Instruction |
Give the number of lines that include the string "name", nothing more.
☆ ☆ ☆ ☆ ☆
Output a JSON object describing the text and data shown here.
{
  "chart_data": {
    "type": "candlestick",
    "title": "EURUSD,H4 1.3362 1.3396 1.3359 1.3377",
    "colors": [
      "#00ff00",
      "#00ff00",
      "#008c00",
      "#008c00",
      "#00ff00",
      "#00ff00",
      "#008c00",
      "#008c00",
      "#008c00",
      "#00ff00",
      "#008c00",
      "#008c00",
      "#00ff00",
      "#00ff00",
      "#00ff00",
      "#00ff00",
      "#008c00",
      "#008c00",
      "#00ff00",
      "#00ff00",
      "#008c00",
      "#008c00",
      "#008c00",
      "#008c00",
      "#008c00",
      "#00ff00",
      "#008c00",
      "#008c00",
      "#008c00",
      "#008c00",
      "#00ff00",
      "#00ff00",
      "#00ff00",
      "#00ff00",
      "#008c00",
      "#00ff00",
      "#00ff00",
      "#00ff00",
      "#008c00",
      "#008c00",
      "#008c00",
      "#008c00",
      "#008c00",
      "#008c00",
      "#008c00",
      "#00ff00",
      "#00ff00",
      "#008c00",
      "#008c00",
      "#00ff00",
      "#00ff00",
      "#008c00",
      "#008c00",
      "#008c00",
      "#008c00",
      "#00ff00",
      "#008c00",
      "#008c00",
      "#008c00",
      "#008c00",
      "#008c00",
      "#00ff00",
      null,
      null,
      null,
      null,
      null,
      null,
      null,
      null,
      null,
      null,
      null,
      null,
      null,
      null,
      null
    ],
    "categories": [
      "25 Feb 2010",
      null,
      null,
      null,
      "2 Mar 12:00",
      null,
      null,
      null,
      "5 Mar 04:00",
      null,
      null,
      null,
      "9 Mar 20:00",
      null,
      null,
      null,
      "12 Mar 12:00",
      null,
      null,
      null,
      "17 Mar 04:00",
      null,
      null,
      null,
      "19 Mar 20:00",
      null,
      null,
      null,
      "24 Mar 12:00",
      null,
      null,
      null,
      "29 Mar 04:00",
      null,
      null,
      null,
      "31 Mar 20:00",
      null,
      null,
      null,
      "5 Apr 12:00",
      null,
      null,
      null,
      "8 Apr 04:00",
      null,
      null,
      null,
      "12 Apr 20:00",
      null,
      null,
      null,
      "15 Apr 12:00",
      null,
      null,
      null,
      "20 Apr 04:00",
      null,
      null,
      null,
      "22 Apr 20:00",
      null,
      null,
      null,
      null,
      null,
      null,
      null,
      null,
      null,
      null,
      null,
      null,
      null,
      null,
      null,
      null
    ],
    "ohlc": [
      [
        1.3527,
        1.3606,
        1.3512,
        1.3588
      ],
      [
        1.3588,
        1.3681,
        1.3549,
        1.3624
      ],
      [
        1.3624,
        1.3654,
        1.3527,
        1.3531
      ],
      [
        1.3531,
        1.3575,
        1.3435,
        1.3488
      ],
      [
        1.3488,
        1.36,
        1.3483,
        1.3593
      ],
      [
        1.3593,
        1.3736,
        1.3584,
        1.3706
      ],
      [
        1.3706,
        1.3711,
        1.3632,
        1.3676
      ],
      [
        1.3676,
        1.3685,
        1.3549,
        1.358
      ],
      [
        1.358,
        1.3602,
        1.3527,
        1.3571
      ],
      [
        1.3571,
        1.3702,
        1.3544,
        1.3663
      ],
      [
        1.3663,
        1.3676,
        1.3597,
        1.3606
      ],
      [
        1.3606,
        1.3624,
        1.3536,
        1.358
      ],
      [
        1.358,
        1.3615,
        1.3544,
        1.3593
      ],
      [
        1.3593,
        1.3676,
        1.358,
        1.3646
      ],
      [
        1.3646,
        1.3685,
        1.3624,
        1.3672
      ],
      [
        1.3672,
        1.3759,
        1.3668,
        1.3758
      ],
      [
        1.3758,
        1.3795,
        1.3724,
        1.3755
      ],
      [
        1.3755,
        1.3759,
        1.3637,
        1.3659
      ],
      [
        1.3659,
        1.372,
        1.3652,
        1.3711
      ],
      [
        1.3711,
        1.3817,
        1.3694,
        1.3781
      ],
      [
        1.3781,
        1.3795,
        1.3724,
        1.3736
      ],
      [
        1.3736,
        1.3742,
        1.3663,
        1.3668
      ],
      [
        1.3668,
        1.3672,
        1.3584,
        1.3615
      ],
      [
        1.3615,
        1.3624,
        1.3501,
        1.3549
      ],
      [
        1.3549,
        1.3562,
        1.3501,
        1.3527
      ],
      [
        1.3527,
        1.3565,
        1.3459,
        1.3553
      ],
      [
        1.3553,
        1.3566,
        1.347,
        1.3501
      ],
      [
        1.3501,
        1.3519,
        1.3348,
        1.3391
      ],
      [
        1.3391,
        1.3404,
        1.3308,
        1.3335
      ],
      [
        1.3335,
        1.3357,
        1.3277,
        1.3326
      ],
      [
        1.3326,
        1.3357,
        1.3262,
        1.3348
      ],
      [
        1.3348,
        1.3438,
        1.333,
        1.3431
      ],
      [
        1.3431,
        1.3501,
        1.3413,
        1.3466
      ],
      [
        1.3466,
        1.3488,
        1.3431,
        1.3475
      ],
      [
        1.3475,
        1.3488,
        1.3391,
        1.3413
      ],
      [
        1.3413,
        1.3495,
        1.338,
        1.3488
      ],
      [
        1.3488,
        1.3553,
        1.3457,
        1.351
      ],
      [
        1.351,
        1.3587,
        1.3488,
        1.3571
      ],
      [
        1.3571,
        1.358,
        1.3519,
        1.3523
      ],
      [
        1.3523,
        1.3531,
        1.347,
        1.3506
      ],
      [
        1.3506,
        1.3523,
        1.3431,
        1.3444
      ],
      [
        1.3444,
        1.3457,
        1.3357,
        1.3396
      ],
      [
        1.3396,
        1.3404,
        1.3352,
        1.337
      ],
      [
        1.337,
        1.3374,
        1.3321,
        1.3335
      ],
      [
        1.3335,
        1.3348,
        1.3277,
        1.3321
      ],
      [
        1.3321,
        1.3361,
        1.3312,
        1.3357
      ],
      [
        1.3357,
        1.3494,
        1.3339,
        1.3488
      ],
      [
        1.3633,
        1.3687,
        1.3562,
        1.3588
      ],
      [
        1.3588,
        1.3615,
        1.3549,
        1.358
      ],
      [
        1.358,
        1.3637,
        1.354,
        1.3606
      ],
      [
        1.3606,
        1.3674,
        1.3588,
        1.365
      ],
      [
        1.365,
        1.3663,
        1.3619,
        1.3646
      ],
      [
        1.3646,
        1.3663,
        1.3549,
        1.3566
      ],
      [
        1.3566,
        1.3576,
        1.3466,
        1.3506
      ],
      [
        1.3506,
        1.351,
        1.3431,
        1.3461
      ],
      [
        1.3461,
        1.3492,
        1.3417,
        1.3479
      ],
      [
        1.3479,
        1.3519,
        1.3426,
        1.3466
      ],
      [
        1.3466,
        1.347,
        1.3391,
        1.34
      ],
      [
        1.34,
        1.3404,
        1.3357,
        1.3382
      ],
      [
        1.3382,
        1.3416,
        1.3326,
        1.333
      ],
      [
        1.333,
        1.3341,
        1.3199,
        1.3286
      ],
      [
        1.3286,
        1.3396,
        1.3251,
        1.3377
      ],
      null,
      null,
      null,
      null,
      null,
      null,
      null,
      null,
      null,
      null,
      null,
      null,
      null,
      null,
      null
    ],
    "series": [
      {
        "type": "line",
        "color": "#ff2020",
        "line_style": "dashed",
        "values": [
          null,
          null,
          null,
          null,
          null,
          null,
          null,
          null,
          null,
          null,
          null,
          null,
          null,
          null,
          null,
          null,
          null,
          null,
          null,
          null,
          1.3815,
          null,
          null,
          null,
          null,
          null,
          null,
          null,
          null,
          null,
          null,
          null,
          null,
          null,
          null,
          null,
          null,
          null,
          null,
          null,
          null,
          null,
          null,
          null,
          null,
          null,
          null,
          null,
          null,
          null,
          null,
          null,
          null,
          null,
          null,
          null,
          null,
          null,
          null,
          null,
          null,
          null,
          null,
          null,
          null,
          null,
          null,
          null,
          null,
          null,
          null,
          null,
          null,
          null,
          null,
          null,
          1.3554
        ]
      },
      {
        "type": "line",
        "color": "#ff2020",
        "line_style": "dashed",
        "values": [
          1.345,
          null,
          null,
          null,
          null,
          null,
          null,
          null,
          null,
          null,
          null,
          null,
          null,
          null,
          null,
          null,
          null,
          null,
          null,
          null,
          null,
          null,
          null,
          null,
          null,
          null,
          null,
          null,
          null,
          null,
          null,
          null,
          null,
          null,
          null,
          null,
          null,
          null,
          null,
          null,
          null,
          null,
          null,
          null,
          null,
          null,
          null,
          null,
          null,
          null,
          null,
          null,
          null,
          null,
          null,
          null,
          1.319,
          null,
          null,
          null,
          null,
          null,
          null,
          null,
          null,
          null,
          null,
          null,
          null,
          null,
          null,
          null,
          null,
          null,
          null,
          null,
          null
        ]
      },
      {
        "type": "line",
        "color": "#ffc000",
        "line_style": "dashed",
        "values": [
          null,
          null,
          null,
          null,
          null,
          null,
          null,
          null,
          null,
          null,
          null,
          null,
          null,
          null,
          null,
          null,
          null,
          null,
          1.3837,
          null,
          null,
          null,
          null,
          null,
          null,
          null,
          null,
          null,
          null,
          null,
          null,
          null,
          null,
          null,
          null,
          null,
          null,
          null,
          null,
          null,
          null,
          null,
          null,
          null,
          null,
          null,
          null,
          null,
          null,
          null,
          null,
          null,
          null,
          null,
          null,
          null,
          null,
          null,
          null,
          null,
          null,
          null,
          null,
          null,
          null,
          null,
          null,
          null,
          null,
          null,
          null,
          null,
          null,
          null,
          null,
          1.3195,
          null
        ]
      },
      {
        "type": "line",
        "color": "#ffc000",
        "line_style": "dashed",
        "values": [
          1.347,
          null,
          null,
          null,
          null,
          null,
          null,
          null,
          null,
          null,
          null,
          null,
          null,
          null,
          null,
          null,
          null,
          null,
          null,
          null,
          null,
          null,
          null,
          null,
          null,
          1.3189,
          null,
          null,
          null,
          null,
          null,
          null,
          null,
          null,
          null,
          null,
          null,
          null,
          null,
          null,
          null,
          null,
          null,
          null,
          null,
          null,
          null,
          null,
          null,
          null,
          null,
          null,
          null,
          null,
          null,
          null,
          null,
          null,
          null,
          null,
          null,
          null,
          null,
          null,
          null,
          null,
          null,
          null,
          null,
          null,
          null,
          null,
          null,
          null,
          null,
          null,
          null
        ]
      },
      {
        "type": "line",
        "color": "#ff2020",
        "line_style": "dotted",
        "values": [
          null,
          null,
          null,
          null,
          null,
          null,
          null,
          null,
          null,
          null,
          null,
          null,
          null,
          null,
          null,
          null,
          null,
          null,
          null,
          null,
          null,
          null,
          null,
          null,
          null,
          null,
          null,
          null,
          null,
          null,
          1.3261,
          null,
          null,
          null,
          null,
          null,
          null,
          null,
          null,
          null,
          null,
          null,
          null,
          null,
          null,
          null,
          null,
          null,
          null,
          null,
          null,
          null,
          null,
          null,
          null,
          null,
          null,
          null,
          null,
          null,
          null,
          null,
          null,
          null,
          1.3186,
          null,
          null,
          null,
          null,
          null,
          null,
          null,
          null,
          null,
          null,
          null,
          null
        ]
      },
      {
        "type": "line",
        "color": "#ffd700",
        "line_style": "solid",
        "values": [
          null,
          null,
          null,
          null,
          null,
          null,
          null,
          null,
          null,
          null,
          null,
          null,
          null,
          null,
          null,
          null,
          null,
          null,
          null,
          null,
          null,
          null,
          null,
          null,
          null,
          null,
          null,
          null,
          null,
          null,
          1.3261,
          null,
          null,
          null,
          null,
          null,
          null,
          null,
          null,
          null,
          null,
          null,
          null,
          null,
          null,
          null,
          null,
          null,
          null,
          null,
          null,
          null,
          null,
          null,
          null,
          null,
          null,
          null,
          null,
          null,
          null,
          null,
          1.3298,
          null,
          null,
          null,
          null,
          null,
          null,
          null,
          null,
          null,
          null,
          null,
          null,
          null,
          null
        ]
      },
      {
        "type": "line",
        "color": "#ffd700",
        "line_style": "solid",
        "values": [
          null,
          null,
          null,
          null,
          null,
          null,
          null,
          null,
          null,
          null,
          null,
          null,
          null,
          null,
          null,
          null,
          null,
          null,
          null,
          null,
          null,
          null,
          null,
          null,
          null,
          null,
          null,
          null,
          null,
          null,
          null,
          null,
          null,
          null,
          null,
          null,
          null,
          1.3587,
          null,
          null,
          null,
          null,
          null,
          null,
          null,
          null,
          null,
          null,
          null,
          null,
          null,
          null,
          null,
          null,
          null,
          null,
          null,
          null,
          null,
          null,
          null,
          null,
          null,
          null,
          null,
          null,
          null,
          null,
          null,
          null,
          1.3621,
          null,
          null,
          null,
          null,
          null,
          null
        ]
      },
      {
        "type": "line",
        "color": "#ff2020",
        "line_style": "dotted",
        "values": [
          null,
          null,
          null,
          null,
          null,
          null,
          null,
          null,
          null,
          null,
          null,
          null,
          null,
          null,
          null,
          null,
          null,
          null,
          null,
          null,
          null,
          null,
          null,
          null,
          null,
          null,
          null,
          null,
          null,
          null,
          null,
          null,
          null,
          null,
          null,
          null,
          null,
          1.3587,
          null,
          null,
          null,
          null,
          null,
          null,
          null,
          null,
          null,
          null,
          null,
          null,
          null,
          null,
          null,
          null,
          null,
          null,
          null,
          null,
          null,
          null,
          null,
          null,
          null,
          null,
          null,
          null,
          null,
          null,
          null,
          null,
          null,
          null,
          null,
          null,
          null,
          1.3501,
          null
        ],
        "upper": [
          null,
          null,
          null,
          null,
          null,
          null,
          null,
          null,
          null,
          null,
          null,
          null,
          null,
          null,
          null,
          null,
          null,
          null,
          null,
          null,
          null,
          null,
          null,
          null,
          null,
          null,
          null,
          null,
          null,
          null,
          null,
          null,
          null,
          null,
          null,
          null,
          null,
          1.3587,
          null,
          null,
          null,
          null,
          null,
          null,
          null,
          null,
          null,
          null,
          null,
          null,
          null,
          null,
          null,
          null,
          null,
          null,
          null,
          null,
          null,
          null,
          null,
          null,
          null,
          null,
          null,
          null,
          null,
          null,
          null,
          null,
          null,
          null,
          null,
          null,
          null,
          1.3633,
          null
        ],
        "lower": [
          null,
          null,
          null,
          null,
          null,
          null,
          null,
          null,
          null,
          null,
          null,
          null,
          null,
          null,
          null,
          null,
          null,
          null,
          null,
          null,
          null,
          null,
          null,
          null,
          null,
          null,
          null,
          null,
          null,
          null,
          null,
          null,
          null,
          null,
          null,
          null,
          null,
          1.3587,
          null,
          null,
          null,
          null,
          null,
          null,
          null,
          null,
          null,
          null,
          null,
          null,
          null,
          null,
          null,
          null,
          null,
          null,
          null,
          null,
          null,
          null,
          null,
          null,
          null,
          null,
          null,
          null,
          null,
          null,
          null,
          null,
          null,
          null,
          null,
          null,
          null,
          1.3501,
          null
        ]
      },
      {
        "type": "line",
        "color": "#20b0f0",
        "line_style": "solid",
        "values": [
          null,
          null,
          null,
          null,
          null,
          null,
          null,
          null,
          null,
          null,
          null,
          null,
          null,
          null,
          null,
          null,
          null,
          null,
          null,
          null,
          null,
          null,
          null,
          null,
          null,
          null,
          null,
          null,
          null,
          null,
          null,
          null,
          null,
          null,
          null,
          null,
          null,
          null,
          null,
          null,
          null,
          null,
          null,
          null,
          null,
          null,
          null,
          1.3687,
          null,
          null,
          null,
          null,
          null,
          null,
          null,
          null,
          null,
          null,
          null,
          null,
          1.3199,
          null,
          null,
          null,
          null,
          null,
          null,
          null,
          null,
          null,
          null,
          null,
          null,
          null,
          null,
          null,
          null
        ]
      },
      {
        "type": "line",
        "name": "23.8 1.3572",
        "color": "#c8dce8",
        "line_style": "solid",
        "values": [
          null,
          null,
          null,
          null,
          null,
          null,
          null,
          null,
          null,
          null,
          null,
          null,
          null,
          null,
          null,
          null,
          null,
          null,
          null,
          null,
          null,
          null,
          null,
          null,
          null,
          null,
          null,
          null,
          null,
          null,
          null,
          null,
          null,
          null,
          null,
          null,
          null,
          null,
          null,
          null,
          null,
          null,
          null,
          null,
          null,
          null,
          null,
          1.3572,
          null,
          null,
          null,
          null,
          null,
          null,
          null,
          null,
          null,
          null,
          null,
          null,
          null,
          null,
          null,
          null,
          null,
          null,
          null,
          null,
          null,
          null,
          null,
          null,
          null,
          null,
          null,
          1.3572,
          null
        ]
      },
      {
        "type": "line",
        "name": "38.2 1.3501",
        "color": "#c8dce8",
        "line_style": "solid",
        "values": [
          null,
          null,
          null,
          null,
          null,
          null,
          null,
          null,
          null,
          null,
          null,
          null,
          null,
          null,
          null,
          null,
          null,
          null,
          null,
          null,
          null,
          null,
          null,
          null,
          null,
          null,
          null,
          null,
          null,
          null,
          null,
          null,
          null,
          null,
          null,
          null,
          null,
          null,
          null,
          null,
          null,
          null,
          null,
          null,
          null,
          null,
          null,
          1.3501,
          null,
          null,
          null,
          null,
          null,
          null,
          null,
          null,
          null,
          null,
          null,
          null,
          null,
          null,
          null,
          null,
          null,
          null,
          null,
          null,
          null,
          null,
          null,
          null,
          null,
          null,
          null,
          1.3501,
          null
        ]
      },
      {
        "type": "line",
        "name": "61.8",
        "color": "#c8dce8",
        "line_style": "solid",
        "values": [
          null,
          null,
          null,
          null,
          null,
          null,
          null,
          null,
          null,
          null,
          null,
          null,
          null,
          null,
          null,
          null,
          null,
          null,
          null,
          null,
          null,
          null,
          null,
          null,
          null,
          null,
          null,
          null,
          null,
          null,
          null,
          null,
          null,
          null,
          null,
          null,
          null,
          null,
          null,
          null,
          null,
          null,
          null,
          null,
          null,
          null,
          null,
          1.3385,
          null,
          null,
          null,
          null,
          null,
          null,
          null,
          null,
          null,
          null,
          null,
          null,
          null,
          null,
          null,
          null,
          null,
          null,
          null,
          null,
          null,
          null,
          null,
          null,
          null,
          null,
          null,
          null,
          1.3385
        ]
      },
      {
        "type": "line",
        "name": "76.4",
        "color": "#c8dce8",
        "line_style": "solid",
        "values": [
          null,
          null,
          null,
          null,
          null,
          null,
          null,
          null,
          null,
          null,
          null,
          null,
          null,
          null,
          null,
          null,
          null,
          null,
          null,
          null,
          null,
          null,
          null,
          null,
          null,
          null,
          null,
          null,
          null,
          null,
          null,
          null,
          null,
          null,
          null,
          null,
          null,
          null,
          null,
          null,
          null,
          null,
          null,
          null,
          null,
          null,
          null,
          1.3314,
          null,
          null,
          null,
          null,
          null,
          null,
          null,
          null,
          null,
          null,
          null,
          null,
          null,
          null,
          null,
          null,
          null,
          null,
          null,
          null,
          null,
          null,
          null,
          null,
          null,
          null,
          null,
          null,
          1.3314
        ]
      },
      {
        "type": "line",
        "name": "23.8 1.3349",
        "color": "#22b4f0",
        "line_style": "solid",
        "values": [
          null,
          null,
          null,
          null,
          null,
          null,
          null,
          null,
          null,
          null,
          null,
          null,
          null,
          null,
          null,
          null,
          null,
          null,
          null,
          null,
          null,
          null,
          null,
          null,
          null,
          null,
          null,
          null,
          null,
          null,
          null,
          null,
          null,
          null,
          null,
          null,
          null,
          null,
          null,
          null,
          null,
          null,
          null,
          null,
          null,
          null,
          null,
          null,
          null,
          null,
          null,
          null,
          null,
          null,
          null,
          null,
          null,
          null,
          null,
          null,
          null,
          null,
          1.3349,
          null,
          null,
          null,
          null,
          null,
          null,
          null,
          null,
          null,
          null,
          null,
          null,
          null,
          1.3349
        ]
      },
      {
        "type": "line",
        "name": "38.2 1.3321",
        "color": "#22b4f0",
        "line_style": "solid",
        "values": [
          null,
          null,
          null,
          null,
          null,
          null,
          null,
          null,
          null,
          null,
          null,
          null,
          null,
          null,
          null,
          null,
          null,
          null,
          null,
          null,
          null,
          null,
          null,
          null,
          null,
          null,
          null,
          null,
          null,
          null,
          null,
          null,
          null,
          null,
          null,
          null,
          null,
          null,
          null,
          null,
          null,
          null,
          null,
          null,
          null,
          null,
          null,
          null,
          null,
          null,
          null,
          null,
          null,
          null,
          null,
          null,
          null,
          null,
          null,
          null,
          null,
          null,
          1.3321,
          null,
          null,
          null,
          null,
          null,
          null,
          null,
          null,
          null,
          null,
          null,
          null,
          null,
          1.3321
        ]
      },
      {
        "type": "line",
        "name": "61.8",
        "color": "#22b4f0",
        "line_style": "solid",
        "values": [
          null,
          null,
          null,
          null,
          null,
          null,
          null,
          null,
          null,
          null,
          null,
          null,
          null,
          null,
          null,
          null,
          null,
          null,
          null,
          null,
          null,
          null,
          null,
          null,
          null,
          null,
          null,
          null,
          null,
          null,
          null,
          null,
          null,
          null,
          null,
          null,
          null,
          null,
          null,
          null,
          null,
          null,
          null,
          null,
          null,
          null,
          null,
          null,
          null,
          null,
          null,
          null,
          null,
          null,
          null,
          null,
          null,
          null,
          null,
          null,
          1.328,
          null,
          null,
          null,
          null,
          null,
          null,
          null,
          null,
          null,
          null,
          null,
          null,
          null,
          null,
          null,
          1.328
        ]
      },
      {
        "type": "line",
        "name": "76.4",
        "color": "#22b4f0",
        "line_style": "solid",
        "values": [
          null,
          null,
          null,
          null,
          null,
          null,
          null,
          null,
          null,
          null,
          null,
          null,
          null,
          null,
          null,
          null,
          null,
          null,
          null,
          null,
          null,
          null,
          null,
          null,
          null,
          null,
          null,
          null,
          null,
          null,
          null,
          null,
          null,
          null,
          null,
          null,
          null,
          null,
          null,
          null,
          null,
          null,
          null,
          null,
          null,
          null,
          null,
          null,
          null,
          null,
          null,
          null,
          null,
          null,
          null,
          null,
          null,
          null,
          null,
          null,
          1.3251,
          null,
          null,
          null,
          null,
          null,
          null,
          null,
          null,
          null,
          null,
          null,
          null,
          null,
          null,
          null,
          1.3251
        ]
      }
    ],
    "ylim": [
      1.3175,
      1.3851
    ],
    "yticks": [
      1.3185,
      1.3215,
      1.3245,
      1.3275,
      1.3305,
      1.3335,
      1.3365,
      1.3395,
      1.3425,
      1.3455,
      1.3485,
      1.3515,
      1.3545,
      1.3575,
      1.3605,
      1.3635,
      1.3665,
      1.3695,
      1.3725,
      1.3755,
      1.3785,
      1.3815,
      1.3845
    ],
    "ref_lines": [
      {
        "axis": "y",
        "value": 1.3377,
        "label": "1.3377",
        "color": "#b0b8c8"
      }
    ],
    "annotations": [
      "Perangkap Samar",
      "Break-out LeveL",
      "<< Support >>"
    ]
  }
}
☆ ☆ ☆ ☆ ☆
Solution to the exercise |
8